§ **Explore the material**:
a. Return the passage of the safety dashboards text that begins with the words "Safety information also" and ends after the words "and lost time.", copied word for word.
b. According to the safety dashboards text, how many days away from work were reported in manufacturing?
** Document section follows **
Downtime is a significant challenge for keeping facilities in operation, especially when it’s caused by injury. In 2017, there were around 2.8 million nonfatal workplace injuries and illnesses reported by private industry employers, according to the U.S. Department of Labor. In manufacturing, 115,550 days away from work were reported.

As we all know, downtime resulting from injuries leads to increased costs. When workers are sick or hurt, employers must pause production and spend funds to hire temporary replacements to fill in the gaps.

This is where safety dashboards come in. Safety dashboards allow plant managers to anticipate machine issues and compare the actual number of safety events against the expected number of safety events. These insights can help managers determine if they’re meeting their safety goals and inform their decisions, so they can reduce worker and machine safety events.

How Safety Data Helps Plant Managers

Overall, safety dashboards provide managers with a greater knowledge of their plant and keep them up to speed on the health of their workers. Plant managers use safety dashboards to monitor injuries daily, monthly and yearly. This data is then used when managers need to make decisions about plant safety protocols and how workers interact with operations.

Check out the example safety dashboard to the left. Here you can see the number of injuries and days out of work for each month of the year in an easy-to-read bar graph, in addition to other relevant injury metrics.

Collecting safety data and presenting it in a convenient dashboard is helpful to managers and safety officers because it’s an easy method to organize and create meaning out of what’s happening in the facility. The data is presented in real time and can help managers set KPIs for the plant, which are then used to make a game plan for reducing lost time from safety events like injuries.

Safety information also enables managers to set goals for future years. As injury data is compiled, managers compare year-over-year injury statistics to determine if they are meeting safety goals. Proactive goal setting positions safety as a priority for the benefit of employees, productivity and overall plant operations, because it creates a benchmark to improve upon.

Safety Dashboards Help Boost Productivity

Safety analytics can be tied directly to downtime, which is why visibility into safety performance is a strong indicator of productivity. Examples of useful safety analytics include safety scores, number of days between injuries, year-to-date injuries and lost time.
** End of Document section **
** Data extract follows **
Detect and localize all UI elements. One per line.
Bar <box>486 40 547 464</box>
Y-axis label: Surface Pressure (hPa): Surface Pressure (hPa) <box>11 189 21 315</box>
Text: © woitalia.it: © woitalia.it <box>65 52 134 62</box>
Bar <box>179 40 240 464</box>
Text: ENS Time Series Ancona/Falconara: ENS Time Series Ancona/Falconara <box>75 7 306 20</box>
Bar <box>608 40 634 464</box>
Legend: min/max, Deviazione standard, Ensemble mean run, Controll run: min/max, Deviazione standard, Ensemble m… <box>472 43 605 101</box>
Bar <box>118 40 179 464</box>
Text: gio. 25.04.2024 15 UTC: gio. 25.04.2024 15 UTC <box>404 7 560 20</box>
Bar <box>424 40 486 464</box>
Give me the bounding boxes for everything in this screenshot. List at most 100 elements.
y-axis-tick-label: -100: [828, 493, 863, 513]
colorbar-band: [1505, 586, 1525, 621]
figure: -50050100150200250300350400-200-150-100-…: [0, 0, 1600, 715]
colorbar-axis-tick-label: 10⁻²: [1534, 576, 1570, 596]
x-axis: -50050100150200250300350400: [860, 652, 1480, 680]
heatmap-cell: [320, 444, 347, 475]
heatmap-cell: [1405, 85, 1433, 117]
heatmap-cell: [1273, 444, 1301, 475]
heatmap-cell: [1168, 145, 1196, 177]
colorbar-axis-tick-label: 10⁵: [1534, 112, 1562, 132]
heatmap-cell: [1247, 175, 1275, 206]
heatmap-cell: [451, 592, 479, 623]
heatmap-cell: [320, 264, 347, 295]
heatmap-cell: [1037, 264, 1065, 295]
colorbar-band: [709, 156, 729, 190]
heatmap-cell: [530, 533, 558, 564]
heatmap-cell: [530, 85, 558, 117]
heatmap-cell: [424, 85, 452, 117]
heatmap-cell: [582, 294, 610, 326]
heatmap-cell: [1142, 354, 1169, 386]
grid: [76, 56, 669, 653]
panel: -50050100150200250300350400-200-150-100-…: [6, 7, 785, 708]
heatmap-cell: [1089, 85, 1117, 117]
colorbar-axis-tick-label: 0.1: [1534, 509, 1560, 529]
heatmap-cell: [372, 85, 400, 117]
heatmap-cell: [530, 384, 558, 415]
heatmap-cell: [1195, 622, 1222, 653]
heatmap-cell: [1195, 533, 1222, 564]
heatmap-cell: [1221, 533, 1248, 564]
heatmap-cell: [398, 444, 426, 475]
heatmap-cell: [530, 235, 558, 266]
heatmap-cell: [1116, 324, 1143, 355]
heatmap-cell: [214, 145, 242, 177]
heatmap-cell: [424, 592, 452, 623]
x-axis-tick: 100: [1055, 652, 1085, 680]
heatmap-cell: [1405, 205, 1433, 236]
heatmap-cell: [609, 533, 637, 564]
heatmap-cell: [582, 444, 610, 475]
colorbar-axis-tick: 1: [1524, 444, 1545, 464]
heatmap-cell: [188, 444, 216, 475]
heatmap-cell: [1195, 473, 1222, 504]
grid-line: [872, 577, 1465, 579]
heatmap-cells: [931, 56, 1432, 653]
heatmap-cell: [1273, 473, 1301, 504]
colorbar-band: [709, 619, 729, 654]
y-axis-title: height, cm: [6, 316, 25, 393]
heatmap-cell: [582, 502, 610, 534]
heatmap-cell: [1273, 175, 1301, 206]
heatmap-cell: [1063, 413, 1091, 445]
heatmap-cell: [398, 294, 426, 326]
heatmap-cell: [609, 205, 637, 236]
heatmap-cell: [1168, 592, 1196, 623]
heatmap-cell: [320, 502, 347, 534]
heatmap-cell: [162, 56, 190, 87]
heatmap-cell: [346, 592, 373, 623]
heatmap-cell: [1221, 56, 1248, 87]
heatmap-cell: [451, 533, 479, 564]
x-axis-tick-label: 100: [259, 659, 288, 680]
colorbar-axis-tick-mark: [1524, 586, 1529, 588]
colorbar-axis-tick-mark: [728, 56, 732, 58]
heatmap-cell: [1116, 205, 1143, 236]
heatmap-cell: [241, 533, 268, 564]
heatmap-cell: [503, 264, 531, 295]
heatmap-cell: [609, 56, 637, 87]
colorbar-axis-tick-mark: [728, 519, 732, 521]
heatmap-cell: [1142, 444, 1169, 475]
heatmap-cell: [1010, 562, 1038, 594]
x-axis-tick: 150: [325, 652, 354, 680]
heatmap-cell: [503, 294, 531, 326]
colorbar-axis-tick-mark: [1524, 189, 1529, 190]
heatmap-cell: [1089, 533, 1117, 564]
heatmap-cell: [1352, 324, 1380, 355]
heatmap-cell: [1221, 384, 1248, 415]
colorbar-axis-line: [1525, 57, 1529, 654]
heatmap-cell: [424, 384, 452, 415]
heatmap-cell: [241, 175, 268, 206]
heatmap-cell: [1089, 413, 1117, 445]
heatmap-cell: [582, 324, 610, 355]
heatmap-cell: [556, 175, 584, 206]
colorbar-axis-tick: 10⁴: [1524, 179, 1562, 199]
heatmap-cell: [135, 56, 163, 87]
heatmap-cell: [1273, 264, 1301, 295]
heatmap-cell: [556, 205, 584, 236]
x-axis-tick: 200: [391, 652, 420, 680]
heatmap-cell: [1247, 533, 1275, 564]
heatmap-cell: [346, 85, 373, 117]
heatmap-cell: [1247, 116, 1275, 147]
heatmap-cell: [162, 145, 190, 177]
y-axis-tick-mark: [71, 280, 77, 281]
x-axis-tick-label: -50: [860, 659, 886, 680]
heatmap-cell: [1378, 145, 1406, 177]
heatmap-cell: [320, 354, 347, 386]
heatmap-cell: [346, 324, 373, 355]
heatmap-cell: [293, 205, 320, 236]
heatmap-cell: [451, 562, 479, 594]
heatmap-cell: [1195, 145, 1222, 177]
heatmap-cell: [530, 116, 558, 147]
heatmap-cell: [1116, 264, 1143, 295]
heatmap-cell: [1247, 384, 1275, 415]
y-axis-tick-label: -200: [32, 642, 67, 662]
** End of Data extract **
§ **Task-by-task solutions**:
a.
Safety information also enables managers to set goals for future years. As injury data is compiled, managers compare year-over-year injury statistics to determine if they are meeting safety goals. Proactive goal setting positions safety as a priority for the benefit of employees, productivity and overall plant operations, because it creates a benchmark to improve upon.

Safety Dashboards Help Boost Productivity

Safety analytics can be tied directly to downtime, which is why visibility into safety performance is a strong indicator of productivity. Examples of useful safety analytics include safety scores, number of days between injuries, year-to-date injuries and lost time.

b. 115,550 days